[Begin Data listing]
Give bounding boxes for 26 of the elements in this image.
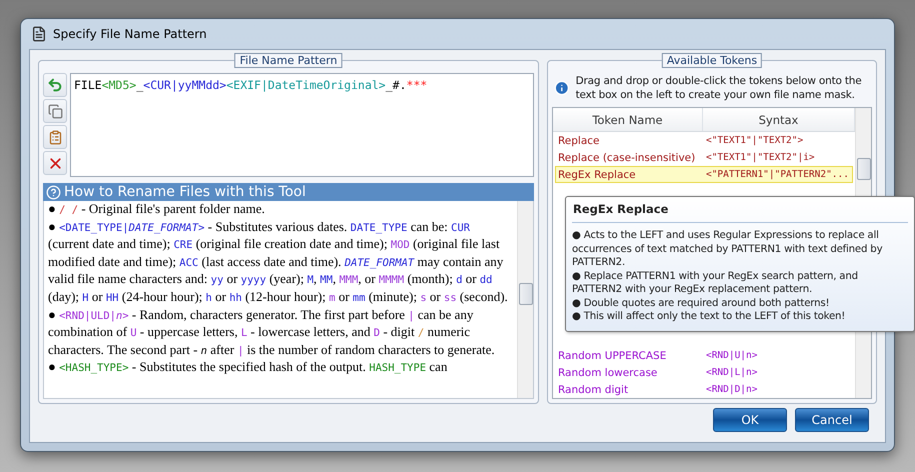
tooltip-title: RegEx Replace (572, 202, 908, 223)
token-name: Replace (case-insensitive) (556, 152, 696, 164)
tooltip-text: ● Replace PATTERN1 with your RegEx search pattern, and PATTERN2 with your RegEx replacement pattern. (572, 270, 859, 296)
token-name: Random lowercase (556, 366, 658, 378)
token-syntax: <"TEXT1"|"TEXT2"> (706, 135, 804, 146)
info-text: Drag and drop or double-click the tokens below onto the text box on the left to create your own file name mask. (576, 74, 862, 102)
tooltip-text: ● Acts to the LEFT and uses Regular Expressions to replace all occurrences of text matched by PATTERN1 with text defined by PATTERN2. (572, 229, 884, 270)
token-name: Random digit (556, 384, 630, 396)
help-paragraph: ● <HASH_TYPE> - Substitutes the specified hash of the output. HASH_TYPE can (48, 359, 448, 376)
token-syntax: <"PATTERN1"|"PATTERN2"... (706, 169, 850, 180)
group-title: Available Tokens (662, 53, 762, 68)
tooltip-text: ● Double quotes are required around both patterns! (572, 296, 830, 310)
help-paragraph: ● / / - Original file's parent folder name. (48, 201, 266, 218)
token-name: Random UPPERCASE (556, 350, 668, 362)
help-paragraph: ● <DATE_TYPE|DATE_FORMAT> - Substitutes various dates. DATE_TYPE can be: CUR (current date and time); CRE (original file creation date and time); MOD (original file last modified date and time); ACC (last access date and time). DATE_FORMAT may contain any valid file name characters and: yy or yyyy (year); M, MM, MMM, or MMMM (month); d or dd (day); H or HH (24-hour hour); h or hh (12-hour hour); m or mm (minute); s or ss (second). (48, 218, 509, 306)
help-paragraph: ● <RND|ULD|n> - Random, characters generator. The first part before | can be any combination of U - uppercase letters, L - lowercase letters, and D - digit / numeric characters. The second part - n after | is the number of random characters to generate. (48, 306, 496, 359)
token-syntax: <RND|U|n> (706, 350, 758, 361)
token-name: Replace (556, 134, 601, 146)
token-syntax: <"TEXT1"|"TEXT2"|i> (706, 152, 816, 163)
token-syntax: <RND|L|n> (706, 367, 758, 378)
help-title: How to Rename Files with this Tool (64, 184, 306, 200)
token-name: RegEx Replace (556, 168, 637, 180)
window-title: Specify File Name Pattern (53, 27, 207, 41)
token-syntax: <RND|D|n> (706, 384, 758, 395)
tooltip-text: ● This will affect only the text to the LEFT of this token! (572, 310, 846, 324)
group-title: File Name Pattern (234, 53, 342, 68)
[End Data listing]
■ What you have to do: Output every line of the listing above as a JSON list of strings, one string per line, without blank lines. Omit the picture lines.

■ Task result:
[
  "Give bounding boxes for 26 of the elements in this image.",
  "tooltip-title: RegEx Replace (572, 202, 908, 223)",
  "token-name: Replace (case-insensitive) (556, 152, 696, 164)",
  "tooltip-text: ● Replace PATTERN1 with your RegEx search pattern, and PATTERN2 with your RegEx replacement pattern. (572, 270, 859, 296)",
  "token-name: Random lowercase (556, 366, 658, 378)",
  "token-syntax: <\"TEXT1\"|\"TEXT2\"> (706, 135, 804, 146)",
  "info-text: Drag and drop or double-click the tokens below onto the text box on the left to create your own file name mask. (576, 74, 862, 102)",
  "tooltip-text: ● Acts to the LEFT and uses Regular Expressions to replace all occurrences of text matched by PATTERN1 with text defined by PATTERN2. (572, 229, 884, 270)",
  "token-name: Random digit (556, 384, 630, 396)",
  "help-paragraph: ● <HASH_TYPE> - Substitutes the specified hash of the output. HASH_TYPE can (48, 359, 448, 376)",
  "token-syntax: <\"PATTERN1\"|\"PATTERN2\"... (706, 169, 850, 180)",
  "group-title: Available Tokens (662, 53, 762, 68)",
  "tooltip-text: ● Double quotes are required around both patterns! (572, 296, 830, 310)",
  "help-paragraph: ● / / - Original file's parent folder name. (48, 201, 266, 218)",
  "token-name: Random UPPERCASE (556, 350, 668, 362)",
  "help-paragraph: ● <DATE_TYPE|DATE_FORMAT> - Substitutes various dates. DATE_TYPE can be: CUR (current date and time); CRE (original file creation date and time); MOD (original file last modified date and time); ACC (last access date and time). DATE_FORMAT may contain any valid file name characters and: yy or yyyy (year); M, MM, MMM, or MMMM (month); d or dd (day); H or HH (24-hour hour); h or hh (12-hour hour); m or mm (minute); s or ss (second). (48, 218, 509, 306)",
  "help-paragraph: ● <RND|ULD|n> - Random, characters generator. The first part before | can be any combination of U - uppercase letters, L - lowercase letters, and D - digit / numeric characters. The second part - n after | is the number of random characters to generate. (48, 306, 496, 359)",
  "token-syntax: <RND|U|n> (706, 350, 758, 361)",
  "token-name: Replace (556, 134, 601, 146)",
  "token-syntax: <\"TEXT1\"|\"TEXT2\"|i> (706, 152, 816, 163)",
  "token-syntax: <RND|L|n> (706, 367, 758, 378)",
  "help-title: How to Rename Files with this Tool (64, 184, 306, 200)",
  "token-name: RegEx Replace (556, 168, 637, 180)",
  "window-title: Specify File Name Pattern (53, 27, 207, 41)",
  "token-syntax: <RND|D|n> (706, 384, 758, 395)",
  "tooltip-text: ● This will affect only the text to the LEFT of this token! (572, 310, 846, 324)",
  "group-title: File Name Pattern (234, 53, 342, 68)"
]